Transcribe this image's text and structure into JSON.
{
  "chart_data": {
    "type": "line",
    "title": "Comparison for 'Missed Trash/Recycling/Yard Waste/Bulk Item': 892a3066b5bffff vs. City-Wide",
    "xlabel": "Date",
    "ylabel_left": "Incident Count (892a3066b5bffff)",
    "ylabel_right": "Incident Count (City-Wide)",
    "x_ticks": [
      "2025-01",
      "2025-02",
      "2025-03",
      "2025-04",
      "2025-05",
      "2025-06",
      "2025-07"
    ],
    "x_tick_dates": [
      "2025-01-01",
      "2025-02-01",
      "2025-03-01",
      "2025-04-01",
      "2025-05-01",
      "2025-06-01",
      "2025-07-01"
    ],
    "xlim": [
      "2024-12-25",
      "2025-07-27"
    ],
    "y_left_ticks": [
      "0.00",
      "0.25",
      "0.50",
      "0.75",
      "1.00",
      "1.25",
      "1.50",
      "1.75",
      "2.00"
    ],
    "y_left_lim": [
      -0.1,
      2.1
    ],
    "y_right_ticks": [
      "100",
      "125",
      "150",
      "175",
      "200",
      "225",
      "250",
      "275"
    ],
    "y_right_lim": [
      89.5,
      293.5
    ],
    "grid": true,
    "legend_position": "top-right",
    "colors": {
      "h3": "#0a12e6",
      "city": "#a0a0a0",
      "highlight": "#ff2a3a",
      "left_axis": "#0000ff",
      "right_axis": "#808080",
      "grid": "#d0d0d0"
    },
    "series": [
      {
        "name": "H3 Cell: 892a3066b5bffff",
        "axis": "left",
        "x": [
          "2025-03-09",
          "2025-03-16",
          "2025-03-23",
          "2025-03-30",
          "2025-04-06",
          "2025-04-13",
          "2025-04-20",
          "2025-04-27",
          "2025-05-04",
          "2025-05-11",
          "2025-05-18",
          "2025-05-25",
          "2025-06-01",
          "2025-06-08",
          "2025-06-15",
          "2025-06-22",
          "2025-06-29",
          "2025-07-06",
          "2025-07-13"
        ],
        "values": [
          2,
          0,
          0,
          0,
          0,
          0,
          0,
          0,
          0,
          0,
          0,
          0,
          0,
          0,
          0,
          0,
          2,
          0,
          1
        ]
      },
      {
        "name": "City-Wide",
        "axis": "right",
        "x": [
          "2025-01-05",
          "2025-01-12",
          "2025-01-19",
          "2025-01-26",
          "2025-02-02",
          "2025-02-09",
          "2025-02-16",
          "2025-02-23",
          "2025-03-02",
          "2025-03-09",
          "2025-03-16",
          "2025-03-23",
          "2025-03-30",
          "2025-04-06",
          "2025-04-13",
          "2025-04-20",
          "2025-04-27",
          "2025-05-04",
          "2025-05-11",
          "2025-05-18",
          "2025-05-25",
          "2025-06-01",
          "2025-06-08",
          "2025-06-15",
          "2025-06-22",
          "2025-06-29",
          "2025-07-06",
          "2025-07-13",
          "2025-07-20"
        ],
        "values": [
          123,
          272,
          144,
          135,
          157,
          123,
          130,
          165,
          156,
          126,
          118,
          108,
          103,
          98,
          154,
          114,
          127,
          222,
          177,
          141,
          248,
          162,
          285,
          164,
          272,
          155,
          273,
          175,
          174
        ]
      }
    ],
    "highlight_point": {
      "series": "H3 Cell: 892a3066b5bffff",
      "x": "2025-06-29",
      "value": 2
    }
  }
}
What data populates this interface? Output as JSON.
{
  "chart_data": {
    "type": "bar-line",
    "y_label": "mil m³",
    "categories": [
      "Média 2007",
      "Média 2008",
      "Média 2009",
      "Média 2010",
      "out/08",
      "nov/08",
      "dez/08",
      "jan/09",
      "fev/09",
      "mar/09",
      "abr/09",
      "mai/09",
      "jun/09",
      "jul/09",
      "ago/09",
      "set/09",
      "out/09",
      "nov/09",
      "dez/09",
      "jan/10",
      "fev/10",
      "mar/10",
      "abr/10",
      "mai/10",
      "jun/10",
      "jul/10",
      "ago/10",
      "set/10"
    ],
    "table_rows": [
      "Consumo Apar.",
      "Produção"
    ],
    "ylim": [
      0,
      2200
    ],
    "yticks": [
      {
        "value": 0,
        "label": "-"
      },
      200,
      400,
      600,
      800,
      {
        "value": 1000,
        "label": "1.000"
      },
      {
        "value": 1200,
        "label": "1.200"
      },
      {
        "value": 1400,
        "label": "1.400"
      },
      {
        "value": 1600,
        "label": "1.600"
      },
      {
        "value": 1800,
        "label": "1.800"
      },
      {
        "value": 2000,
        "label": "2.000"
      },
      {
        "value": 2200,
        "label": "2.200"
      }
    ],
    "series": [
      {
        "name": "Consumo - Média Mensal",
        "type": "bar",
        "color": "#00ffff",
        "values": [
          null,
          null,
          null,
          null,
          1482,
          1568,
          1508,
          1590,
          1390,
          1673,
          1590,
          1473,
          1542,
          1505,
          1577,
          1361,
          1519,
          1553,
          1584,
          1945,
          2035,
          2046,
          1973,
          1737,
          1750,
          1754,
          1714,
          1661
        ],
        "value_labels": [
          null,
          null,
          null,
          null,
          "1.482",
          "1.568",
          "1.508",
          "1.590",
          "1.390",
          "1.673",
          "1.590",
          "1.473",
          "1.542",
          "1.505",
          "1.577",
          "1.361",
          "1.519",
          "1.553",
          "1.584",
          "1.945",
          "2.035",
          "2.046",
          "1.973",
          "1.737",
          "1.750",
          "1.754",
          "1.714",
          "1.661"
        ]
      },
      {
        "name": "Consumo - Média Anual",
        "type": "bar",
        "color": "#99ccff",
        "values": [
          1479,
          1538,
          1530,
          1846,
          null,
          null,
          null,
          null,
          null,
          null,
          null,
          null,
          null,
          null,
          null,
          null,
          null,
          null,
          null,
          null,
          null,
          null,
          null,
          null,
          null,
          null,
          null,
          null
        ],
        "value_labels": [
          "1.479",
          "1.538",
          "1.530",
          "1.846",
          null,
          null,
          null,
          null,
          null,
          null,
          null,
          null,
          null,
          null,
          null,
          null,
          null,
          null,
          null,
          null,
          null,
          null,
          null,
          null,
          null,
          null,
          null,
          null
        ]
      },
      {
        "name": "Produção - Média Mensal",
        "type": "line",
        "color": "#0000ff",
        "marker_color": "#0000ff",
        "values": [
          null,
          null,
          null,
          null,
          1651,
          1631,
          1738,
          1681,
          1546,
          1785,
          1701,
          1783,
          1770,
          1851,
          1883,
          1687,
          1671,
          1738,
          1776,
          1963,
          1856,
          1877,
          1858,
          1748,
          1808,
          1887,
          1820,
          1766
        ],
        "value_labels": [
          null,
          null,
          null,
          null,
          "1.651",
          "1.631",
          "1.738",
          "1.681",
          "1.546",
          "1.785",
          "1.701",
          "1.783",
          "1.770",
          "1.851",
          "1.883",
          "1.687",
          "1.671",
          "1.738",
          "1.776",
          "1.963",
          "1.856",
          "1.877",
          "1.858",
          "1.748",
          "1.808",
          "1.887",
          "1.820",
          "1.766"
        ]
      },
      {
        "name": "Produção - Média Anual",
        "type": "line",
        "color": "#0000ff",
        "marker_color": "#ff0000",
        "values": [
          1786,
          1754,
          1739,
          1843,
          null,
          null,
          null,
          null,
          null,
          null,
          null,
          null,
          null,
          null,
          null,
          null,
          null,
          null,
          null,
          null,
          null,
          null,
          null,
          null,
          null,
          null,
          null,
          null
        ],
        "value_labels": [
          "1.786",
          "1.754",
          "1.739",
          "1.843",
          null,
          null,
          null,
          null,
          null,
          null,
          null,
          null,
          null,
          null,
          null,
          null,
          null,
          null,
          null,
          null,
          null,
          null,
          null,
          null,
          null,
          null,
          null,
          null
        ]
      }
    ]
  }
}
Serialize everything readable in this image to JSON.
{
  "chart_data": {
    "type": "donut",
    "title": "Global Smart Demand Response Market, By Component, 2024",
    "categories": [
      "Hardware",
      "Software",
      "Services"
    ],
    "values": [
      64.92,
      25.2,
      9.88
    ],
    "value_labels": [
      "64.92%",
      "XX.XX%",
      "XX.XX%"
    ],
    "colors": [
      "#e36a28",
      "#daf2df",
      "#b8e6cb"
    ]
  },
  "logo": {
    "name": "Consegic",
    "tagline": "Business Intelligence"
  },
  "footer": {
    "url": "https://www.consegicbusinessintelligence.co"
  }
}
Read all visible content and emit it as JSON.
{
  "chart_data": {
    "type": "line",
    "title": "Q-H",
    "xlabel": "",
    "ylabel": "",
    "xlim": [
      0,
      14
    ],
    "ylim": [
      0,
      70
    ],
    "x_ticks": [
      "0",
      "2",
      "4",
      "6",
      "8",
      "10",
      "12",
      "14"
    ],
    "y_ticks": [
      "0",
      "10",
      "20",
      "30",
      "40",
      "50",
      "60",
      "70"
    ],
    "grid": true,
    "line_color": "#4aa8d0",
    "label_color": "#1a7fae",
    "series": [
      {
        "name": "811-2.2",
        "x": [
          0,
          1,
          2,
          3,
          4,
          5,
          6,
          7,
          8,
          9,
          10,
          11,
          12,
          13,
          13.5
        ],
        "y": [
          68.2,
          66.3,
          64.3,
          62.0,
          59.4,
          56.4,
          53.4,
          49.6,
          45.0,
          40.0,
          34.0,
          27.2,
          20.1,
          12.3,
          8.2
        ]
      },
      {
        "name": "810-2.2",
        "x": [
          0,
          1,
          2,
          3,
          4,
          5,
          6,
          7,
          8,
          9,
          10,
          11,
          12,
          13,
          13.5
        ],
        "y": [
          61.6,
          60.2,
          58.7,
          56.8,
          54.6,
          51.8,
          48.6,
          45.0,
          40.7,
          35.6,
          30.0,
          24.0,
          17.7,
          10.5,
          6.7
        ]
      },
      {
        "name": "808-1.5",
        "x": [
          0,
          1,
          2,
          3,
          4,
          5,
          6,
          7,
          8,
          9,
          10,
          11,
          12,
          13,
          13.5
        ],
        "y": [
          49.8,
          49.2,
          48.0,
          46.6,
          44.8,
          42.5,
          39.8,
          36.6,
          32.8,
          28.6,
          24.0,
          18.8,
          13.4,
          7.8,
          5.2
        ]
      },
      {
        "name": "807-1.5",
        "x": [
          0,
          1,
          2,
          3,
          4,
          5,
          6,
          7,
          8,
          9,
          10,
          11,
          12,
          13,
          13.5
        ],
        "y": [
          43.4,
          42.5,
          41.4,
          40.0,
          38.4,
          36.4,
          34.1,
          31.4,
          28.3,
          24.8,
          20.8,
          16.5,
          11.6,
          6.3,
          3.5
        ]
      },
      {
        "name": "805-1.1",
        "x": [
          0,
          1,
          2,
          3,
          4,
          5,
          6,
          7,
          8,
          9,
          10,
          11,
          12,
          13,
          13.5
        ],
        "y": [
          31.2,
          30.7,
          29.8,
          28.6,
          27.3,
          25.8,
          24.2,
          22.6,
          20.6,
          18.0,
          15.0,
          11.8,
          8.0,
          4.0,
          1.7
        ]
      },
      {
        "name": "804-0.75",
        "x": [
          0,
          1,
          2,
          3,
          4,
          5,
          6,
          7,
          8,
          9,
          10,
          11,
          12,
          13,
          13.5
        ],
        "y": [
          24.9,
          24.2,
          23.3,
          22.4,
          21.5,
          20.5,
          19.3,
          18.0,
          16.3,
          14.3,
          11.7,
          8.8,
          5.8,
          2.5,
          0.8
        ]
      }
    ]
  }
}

☆ ☆ ☆ ☆ ☆ ☆ ☆

Required work:
Search the lines for the string "Mensal" and copy every line that has it.

Correct response:
        "name": "Consumo - Média Mensal",
        "name": "Produção - Média Mensal",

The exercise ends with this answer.